» EXERCISE INSTRUCTIONS: Report how many lines of the following entries include the string "обновление"; respond with the number alone.

» MATERIAL TO PROCESS:

━━━━━━━━

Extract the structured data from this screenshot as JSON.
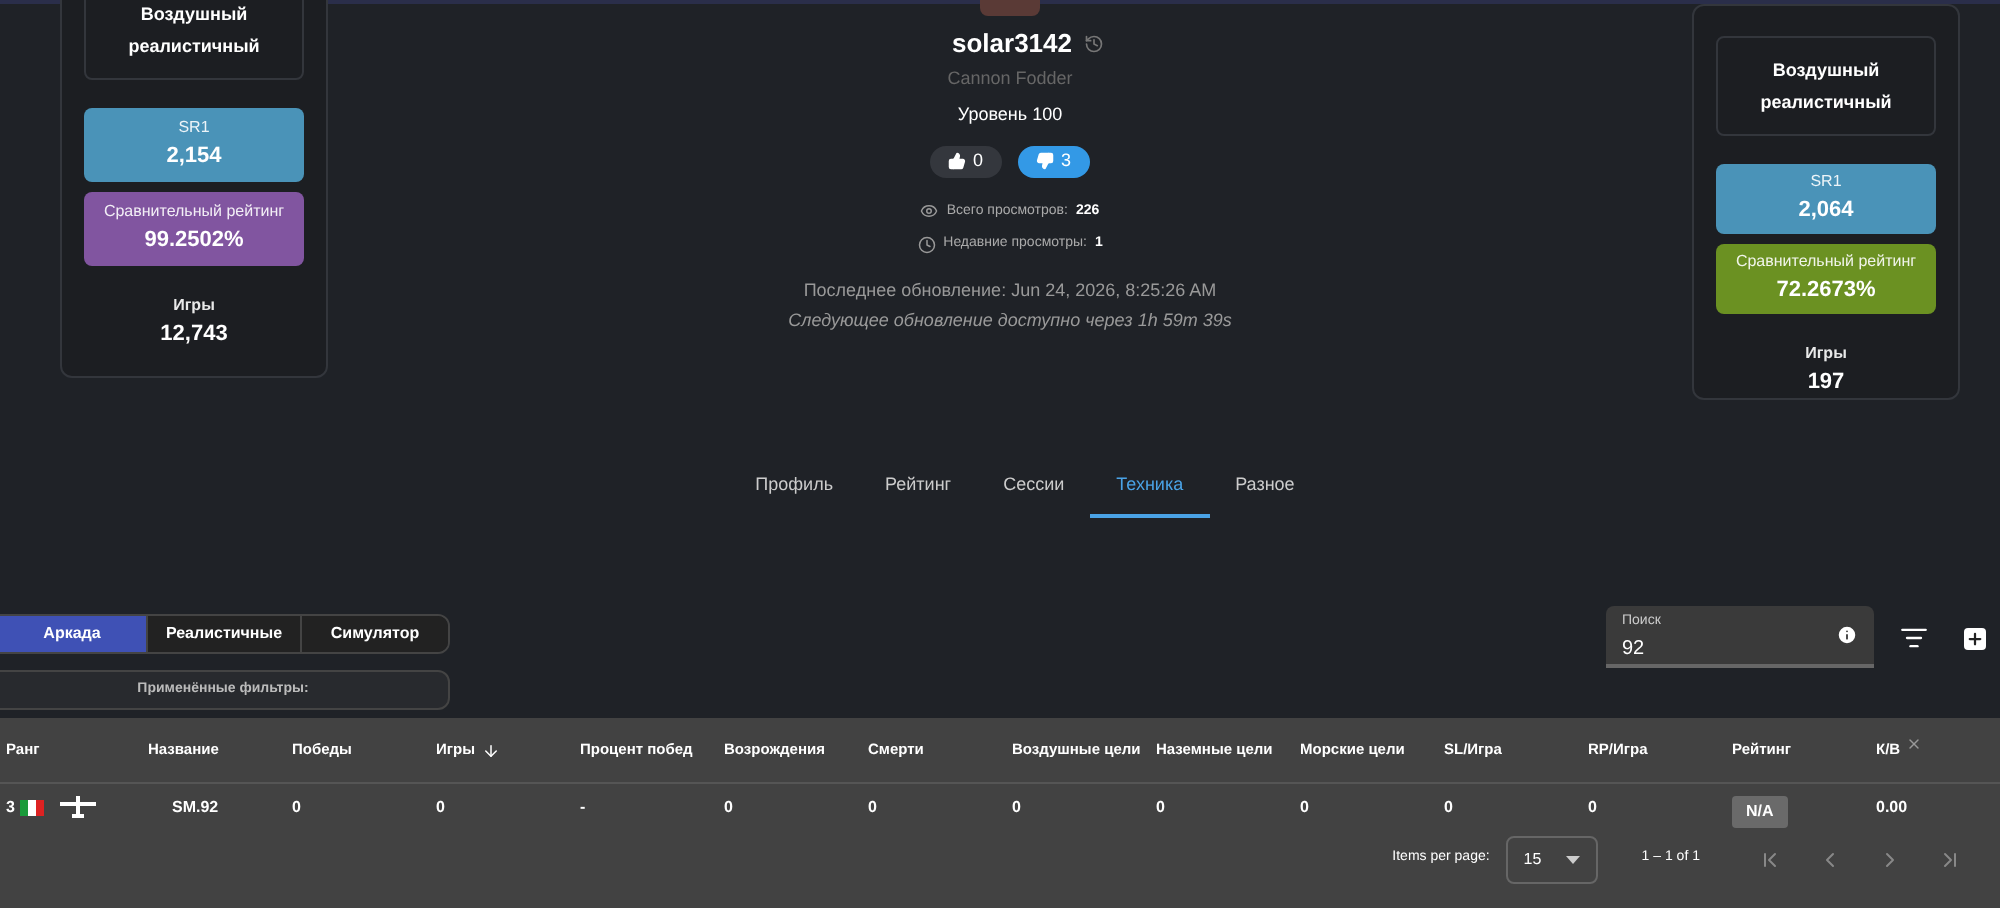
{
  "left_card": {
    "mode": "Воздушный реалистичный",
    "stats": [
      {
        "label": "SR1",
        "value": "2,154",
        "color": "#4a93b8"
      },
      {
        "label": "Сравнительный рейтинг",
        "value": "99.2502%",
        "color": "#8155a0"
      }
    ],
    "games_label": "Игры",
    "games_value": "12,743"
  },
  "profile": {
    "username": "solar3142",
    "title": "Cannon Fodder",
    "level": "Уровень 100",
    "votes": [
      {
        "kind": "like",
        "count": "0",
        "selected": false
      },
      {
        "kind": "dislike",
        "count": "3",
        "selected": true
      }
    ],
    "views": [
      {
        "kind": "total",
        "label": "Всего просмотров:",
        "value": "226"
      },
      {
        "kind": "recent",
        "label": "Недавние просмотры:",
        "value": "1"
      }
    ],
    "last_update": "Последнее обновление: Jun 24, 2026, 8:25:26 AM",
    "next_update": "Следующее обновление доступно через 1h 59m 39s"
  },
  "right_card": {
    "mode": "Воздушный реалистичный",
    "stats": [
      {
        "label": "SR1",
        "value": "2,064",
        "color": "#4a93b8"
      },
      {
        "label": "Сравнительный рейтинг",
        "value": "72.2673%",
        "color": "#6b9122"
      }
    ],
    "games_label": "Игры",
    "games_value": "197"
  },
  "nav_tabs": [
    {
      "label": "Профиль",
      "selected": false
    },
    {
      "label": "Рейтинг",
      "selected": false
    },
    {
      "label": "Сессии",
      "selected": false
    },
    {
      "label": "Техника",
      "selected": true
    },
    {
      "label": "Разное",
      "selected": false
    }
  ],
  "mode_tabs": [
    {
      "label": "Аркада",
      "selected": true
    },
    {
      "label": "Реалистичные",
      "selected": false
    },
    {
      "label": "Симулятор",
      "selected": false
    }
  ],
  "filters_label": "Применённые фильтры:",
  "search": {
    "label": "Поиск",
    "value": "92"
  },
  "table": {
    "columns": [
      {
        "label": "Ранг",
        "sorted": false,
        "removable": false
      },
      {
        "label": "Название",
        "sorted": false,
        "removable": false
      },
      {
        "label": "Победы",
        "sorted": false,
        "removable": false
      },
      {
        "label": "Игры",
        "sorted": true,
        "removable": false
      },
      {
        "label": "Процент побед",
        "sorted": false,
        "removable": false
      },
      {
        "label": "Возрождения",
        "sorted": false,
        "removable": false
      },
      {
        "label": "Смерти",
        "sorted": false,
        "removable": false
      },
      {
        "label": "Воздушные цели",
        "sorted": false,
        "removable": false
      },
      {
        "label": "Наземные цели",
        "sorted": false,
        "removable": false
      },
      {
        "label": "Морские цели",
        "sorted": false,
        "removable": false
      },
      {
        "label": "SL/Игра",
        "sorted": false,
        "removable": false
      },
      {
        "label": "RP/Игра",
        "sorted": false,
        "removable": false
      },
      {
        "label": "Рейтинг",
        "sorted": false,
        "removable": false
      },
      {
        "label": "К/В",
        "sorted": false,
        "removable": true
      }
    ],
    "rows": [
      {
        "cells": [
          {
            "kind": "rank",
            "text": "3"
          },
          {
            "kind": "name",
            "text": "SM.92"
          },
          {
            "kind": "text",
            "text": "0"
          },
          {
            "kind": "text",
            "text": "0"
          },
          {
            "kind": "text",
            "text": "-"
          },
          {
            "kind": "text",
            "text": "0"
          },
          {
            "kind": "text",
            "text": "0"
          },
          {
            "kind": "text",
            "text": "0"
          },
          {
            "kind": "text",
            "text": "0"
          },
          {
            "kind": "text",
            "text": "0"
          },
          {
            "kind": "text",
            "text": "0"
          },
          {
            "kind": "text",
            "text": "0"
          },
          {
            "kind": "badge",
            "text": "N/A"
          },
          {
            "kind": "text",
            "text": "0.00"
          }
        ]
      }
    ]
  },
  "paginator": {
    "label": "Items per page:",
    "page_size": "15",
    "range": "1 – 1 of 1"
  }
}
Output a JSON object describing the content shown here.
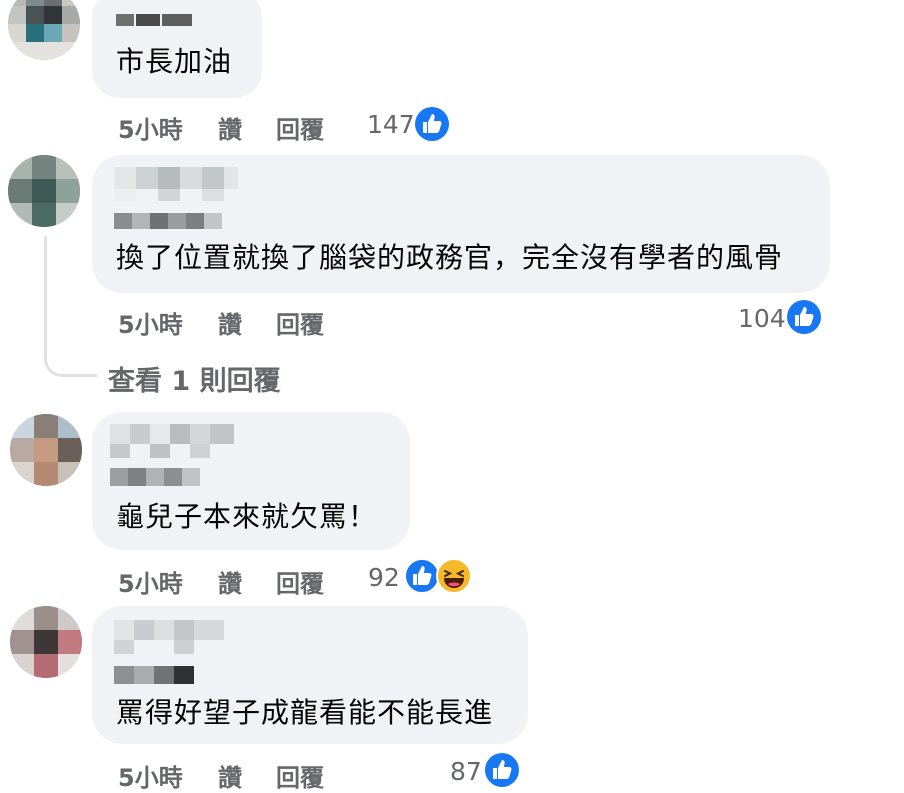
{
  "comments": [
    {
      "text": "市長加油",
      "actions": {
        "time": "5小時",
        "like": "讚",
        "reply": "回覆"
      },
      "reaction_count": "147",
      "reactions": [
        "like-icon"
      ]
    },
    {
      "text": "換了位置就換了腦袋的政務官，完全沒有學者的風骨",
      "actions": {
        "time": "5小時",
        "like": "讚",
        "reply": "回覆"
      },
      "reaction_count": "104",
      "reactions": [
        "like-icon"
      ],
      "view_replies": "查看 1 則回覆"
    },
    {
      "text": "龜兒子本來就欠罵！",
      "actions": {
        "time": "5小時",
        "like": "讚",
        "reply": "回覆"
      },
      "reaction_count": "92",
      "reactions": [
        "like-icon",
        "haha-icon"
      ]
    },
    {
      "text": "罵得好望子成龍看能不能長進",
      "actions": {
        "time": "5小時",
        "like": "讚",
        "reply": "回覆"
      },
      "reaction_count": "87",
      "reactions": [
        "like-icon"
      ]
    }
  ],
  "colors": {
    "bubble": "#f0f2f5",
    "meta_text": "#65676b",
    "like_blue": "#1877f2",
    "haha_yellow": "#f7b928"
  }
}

━━━━━━━━

» TASK OUTPUT: 2